** EXERCISE OBJECTIVE **
Gather all lines in the data that hold the string "detective".

>> Start SUPPLIED MATERIAL

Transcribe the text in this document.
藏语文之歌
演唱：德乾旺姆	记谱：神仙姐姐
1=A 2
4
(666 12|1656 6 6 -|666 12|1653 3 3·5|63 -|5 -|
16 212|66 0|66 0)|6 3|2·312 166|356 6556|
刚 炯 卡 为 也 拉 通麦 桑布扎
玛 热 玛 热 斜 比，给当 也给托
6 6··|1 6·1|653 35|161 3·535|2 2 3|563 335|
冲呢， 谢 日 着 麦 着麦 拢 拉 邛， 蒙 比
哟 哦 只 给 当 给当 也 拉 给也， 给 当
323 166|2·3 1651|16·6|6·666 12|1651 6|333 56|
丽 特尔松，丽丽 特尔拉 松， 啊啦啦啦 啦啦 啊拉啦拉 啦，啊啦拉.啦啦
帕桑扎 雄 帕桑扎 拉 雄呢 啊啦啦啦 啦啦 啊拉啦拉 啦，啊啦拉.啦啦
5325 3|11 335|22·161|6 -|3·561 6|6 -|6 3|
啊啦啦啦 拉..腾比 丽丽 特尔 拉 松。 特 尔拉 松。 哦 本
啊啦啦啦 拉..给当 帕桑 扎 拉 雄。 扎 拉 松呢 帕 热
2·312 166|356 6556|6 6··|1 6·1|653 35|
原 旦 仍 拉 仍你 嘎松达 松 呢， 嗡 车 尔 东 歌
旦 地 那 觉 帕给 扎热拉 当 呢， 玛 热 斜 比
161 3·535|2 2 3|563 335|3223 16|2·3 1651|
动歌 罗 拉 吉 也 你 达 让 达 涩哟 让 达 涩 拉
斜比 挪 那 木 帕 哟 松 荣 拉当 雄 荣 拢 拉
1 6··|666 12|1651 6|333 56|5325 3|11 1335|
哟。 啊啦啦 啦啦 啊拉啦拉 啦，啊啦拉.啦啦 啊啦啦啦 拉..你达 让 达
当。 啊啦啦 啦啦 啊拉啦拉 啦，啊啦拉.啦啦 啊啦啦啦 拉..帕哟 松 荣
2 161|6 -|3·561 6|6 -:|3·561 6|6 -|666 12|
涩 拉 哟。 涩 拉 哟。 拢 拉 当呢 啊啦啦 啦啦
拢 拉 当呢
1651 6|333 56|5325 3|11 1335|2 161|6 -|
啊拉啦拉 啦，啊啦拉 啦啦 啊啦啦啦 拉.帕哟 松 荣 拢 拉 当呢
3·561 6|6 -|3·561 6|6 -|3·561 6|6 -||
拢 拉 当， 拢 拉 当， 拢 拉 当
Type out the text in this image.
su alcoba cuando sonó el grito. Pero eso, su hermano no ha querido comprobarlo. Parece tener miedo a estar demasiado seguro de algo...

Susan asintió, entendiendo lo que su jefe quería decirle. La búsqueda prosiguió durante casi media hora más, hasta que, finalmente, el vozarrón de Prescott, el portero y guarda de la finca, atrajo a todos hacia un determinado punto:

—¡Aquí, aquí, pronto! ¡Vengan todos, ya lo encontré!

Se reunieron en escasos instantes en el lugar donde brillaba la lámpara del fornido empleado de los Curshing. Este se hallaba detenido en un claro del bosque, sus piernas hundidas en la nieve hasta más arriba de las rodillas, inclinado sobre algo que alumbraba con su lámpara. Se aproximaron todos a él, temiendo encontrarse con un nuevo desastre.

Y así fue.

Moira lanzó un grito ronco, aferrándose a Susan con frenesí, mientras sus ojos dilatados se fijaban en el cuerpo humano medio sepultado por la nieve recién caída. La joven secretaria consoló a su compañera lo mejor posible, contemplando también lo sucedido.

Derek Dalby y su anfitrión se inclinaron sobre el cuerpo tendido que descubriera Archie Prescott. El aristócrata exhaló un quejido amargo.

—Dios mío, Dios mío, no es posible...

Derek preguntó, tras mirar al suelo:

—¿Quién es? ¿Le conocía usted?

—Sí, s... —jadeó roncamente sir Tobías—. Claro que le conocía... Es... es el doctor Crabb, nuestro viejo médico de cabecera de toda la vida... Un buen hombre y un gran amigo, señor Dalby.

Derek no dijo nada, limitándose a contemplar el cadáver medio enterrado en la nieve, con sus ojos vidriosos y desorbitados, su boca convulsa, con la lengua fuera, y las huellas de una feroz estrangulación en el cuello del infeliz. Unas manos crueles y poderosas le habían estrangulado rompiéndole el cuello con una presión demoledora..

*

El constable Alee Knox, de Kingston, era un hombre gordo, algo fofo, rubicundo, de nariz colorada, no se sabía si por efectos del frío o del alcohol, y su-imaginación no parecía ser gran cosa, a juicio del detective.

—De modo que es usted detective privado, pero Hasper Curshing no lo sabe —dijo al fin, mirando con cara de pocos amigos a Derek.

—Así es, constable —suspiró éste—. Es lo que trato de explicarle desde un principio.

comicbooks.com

>> End SUPPLIED MATERIAL
>> Start SUPPLIED MATERIAL

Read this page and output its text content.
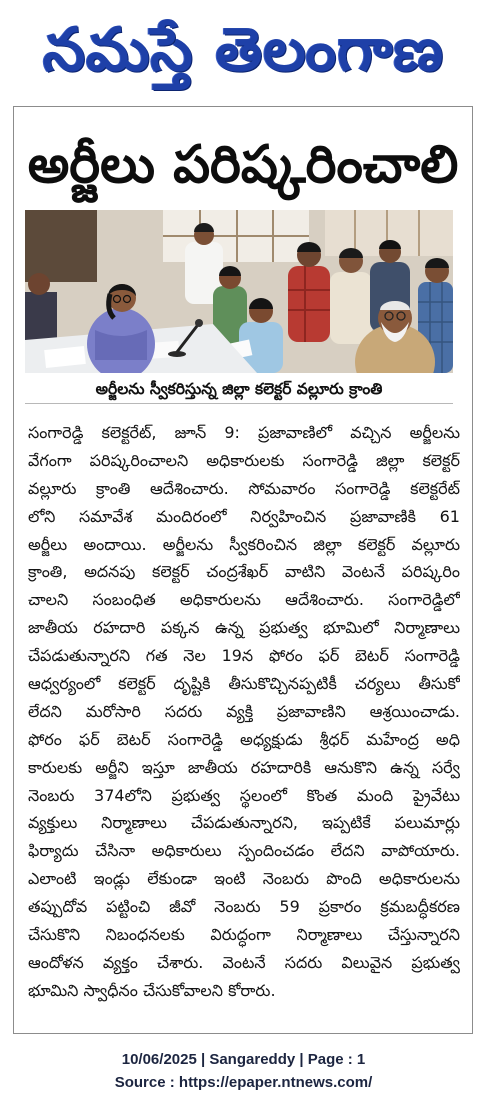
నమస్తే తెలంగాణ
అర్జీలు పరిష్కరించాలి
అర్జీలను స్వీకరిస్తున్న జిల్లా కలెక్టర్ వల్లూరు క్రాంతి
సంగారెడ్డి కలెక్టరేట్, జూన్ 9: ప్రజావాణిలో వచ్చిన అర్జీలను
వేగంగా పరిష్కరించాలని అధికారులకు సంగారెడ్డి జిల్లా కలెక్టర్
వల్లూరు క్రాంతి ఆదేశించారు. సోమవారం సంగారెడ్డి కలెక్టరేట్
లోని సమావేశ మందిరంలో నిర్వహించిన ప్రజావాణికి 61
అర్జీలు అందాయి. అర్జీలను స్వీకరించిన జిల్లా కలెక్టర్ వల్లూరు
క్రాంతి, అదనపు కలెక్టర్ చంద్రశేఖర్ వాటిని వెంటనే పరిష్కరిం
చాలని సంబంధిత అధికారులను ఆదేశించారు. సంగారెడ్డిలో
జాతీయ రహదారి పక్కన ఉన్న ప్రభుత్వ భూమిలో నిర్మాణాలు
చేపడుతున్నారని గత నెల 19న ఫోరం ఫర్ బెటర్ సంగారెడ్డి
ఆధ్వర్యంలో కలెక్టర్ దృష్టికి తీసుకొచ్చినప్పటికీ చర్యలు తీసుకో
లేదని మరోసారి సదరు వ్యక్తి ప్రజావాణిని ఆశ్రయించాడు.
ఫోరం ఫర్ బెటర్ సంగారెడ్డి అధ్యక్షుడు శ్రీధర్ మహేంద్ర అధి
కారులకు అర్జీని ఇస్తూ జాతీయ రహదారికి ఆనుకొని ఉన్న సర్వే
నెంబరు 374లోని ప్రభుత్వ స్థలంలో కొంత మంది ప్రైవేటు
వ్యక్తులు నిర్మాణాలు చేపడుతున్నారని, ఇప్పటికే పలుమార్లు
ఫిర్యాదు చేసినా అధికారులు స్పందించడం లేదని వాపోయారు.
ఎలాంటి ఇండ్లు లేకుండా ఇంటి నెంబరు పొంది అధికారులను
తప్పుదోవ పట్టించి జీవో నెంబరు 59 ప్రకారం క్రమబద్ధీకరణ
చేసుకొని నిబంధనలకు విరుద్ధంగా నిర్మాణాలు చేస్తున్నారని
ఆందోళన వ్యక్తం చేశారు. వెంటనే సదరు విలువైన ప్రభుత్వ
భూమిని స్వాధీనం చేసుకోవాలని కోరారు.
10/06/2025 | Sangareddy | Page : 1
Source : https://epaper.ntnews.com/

>> End SUPPLIED MATERIAL

** FINAL RESULT **
El constable Alee Knox, de Kingston, era un hombre gordo, algo fofo, rubicundo, de nariz colorada, no se sabía si por efectos del frío o del alcohol, y su-imaginación no parecía ser gran cosa, a juicio del detective.
—De modo que es usted detective privado, pero Hasper Curshing no lo sabe —dijo al fin, mirando con cara de pocos amigos a Derek.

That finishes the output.